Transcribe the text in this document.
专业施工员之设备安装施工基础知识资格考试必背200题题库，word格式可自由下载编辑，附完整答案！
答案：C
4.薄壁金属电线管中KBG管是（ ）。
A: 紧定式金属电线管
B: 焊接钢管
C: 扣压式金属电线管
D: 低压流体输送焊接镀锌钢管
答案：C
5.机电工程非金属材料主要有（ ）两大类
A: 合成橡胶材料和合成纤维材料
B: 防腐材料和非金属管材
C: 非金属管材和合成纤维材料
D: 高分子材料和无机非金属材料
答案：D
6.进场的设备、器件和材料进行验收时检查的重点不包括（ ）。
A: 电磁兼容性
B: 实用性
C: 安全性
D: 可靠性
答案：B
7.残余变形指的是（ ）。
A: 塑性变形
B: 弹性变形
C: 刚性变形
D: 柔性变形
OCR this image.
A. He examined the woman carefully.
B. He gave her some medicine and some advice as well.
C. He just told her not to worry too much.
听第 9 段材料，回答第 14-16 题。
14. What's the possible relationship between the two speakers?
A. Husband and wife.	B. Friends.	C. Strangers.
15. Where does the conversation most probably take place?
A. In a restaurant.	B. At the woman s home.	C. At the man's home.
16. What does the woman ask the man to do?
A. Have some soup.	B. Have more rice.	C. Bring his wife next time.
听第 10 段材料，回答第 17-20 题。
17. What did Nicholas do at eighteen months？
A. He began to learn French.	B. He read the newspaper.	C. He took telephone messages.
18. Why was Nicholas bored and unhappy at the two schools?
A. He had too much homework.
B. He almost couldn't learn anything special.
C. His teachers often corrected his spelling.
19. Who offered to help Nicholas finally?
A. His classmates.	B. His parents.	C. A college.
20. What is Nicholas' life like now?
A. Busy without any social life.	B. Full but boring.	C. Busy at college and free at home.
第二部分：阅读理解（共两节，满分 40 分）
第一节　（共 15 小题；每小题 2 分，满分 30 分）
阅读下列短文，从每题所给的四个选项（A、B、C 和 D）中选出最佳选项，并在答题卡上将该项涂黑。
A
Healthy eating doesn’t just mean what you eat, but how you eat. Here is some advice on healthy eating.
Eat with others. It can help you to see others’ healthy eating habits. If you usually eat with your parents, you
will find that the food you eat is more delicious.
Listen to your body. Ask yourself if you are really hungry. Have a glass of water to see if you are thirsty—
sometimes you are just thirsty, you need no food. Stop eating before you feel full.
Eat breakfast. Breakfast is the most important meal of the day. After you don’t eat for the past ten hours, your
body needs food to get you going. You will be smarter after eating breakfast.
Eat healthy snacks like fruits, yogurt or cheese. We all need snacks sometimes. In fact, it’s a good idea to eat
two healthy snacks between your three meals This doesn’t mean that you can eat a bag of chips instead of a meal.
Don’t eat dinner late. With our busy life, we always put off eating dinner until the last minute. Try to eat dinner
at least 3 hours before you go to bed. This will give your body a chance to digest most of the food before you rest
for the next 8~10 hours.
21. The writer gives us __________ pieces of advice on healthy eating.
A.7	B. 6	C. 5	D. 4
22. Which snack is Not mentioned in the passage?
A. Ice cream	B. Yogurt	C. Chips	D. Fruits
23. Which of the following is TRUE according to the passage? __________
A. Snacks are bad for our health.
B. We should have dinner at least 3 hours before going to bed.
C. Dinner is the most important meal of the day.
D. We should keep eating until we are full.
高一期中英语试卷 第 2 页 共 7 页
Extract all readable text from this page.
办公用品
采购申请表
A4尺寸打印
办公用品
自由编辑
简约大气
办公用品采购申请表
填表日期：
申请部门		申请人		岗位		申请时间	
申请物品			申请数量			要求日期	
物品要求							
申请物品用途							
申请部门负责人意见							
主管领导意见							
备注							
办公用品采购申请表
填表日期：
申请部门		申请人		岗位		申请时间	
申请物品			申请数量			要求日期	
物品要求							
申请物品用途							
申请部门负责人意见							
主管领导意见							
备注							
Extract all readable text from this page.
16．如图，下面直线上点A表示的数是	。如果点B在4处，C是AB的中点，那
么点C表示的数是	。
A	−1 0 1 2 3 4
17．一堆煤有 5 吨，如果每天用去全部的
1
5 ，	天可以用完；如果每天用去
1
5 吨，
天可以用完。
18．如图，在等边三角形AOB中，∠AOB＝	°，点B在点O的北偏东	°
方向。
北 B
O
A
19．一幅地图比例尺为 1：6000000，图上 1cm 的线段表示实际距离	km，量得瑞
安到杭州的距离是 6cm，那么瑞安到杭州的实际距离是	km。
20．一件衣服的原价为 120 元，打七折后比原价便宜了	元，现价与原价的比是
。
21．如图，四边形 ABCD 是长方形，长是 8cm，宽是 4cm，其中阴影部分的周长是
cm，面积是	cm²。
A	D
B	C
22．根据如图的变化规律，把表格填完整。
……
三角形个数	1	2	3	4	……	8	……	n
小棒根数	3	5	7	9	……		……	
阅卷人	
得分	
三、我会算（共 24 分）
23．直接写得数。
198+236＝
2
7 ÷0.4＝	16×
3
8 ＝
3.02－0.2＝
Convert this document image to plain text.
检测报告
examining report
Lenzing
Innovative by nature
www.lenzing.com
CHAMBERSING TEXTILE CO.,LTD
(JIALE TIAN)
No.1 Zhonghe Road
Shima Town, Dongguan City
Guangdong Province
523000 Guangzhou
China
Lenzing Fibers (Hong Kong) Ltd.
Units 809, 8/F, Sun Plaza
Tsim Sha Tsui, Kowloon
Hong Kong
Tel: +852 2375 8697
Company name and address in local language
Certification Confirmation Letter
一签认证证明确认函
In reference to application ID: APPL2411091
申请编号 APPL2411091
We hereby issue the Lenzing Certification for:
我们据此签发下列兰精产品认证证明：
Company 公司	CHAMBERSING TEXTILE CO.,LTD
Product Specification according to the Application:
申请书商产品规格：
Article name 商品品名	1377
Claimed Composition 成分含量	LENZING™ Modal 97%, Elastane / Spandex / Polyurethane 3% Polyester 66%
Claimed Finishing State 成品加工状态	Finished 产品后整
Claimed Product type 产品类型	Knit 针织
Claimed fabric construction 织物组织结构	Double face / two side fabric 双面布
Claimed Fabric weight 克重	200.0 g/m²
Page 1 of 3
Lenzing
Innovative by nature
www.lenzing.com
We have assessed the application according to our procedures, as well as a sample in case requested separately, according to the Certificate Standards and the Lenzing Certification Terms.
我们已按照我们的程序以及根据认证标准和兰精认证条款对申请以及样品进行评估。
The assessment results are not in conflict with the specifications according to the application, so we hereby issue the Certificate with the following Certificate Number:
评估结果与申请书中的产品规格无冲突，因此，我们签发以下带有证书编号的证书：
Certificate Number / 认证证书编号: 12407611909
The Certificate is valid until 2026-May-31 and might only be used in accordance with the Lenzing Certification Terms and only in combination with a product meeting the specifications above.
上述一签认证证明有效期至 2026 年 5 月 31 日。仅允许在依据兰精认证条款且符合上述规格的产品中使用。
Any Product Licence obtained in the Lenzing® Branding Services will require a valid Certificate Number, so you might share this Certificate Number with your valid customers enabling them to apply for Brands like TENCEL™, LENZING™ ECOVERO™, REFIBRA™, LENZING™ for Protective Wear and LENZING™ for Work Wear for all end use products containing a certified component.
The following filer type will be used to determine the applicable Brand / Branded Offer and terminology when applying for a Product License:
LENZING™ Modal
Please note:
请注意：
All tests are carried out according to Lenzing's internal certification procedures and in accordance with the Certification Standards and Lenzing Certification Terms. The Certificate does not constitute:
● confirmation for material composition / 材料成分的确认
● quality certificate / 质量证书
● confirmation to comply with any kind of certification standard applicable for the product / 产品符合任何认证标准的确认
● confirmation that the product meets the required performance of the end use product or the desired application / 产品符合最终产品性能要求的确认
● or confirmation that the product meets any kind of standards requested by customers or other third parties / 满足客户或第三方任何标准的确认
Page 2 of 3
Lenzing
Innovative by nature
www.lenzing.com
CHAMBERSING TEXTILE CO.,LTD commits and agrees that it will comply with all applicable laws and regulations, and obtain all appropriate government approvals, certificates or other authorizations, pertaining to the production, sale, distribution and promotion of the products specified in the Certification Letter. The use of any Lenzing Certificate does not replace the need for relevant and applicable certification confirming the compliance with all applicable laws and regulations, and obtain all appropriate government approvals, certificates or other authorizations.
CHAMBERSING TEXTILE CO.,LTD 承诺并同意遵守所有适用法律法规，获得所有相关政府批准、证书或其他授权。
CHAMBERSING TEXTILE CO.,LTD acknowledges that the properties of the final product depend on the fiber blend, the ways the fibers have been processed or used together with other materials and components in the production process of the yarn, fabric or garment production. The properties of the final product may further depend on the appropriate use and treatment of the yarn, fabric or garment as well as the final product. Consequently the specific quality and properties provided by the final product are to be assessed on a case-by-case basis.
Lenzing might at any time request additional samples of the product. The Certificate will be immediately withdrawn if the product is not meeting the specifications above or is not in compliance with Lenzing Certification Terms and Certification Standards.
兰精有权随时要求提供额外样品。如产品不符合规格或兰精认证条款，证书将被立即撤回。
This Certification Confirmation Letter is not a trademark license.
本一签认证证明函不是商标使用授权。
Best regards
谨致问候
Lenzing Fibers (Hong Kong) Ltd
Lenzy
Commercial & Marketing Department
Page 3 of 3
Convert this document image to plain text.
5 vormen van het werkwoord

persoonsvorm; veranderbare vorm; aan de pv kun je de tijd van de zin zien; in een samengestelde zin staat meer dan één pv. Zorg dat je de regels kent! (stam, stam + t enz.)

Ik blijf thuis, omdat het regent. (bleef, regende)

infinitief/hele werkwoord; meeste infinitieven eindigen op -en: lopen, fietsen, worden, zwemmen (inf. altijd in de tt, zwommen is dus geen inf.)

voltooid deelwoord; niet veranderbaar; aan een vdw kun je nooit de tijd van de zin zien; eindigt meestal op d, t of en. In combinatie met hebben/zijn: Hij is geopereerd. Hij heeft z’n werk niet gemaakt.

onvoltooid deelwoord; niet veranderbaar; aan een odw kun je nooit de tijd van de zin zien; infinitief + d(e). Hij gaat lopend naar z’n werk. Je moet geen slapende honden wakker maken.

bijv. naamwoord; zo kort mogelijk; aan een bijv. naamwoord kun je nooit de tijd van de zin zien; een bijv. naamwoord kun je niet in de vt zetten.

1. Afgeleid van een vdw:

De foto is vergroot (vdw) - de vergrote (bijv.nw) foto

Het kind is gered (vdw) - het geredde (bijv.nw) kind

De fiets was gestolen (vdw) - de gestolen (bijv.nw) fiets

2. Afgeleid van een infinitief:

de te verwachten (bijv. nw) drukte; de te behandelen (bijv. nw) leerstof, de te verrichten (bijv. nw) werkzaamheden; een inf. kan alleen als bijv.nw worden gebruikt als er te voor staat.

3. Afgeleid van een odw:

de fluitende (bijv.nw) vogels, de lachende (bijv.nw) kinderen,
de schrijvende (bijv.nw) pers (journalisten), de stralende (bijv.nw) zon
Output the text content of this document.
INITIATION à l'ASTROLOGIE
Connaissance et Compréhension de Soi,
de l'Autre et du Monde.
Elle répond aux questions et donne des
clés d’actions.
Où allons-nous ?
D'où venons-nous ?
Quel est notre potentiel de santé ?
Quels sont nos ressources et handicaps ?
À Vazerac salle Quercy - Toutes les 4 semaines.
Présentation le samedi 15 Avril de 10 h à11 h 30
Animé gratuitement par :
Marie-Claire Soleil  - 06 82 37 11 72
====
- **WHAT THE EXERCISE ASKS**: Copy all the lines above that hold the string "more".

- **RESULT FOR THIS TASK**:
A. Have some soup.	B. Have more rice.	C. Bring his wife next time.
will find that the food you eat is more delicious.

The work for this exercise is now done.